start

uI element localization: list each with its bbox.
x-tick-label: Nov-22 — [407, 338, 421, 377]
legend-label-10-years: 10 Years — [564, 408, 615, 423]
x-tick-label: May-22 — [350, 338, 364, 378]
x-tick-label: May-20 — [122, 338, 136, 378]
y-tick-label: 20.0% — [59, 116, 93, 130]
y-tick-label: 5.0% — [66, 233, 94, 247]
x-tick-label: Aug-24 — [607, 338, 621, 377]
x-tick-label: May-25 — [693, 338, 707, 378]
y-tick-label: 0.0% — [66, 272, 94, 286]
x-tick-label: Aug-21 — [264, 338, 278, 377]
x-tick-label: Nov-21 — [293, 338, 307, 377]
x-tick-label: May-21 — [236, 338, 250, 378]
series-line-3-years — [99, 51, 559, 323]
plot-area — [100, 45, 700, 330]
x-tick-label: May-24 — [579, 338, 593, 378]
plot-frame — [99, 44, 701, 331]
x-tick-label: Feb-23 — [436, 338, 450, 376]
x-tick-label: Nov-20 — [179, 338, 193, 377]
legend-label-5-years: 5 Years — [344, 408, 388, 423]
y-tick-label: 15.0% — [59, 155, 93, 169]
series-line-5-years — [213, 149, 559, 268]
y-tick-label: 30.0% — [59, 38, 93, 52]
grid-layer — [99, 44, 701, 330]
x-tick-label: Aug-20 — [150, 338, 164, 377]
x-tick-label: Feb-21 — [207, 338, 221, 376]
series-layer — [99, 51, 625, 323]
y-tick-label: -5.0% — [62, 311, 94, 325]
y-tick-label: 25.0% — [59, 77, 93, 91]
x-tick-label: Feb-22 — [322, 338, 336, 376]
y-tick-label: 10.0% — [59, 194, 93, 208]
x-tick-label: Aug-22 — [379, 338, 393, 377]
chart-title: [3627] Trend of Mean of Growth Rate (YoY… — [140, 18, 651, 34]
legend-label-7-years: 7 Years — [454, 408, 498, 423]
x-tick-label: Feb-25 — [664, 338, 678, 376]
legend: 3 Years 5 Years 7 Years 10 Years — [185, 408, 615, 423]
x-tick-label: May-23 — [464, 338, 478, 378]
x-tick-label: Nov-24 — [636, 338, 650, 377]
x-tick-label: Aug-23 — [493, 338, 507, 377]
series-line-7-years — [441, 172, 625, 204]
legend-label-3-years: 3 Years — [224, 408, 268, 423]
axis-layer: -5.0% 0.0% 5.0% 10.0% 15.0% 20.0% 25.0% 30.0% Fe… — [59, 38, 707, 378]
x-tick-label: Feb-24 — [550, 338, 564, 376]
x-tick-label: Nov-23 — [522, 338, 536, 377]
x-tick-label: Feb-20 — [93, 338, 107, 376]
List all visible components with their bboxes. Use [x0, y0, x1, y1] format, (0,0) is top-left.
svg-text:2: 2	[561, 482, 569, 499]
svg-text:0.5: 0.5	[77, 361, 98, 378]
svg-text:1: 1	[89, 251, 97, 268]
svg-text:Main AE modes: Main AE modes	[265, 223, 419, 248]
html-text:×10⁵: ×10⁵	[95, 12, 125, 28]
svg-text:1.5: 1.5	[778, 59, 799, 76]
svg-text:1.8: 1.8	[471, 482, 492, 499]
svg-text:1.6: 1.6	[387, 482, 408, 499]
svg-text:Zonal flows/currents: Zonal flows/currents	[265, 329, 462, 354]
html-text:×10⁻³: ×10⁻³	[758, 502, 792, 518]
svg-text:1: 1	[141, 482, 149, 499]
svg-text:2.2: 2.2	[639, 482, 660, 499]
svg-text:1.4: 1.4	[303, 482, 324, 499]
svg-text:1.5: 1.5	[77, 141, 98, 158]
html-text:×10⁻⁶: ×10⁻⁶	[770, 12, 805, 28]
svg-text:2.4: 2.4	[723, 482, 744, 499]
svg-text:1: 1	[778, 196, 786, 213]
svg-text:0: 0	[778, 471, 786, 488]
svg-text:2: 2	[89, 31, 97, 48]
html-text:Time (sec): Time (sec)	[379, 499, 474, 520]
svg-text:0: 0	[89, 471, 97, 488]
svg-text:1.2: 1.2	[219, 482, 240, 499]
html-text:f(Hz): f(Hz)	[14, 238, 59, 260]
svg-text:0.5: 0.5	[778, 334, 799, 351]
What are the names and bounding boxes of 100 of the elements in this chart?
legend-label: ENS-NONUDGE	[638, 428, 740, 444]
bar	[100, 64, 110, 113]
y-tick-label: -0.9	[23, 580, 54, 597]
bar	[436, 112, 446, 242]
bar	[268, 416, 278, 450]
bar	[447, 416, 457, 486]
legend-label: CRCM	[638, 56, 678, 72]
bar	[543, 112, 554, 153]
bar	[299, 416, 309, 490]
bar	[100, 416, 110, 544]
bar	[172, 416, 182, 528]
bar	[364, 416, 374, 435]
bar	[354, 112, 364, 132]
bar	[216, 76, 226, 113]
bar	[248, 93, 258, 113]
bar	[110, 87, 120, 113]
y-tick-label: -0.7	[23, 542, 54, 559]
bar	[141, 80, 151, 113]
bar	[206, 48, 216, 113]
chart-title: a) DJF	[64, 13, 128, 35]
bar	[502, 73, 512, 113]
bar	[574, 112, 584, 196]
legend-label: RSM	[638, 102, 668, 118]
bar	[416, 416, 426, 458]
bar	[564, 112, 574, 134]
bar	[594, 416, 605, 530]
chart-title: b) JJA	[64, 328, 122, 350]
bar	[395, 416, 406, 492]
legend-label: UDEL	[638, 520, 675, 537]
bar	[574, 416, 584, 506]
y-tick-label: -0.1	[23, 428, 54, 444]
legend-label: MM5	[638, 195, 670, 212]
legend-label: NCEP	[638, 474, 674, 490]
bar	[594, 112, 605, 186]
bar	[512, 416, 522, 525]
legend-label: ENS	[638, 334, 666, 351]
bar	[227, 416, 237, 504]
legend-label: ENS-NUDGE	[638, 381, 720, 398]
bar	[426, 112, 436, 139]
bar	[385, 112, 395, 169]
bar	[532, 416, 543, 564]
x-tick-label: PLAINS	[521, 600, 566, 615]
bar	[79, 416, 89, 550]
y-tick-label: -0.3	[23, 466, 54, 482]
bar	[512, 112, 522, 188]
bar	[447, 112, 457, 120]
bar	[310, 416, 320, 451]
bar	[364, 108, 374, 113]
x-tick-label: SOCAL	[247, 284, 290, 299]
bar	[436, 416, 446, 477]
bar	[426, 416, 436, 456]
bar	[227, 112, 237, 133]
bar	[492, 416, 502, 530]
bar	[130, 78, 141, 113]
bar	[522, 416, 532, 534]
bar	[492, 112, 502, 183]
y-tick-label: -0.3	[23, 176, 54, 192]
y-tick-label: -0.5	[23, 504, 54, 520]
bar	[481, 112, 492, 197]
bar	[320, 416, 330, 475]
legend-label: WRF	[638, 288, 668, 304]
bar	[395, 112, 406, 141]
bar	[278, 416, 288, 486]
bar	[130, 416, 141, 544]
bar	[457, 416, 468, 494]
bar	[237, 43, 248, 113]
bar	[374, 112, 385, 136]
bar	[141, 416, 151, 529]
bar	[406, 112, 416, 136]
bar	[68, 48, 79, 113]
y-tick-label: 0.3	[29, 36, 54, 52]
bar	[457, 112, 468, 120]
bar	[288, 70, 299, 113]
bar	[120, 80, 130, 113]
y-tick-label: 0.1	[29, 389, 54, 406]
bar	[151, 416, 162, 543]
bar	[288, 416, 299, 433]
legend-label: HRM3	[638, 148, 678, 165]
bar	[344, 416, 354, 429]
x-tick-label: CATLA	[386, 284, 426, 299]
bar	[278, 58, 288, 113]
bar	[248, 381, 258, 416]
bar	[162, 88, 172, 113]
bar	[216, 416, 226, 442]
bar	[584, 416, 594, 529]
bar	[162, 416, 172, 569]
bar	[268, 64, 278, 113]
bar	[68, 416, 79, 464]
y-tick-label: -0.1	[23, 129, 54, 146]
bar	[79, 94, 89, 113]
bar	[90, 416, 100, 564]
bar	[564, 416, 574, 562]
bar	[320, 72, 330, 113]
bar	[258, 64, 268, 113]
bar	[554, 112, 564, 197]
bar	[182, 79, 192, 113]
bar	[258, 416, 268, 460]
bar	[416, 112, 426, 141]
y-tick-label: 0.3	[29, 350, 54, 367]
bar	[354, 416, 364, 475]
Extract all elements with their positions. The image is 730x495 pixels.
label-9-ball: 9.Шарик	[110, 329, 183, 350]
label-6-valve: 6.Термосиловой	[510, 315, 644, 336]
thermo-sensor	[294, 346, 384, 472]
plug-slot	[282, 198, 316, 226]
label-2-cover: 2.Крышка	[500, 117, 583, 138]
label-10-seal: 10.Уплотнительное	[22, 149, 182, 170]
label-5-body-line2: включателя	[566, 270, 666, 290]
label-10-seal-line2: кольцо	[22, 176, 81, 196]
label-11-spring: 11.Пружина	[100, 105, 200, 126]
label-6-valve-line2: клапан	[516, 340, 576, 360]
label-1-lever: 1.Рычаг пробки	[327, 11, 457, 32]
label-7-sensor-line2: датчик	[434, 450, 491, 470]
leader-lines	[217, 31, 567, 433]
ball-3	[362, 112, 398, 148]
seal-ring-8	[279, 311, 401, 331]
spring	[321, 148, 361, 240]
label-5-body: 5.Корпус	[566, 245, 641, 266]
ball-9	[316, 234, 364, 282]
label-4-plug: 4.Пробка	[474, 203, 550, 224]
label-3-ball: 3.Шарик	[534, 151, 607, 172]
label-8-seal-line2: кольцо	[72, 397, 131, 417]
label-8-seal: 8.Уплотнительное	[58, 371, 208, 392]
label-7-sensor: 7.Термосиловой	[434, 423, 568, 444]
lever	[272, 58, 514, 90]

end

> _YOUR TASK_
Copy the material word for word, from its first line down to and including the line that contains "y-tick-label: 20.0% — [59, 116, 93, 130]".

> _OUTPUT FOR THIS EXERCISE_
uI element localization: list each with its bbox.
x-tick-label: Nov-22 — [407, 338, 421, 377]
legend-label-10-years: 10 Years — [564, 408, 615, 423]
x-tick-label: May-22 — [350, 338, 364, 378]
x-tick-label: May-20 — [122, 338, 136, 378]
y-tick-label: 20.0% — [59, 116, 93, 130]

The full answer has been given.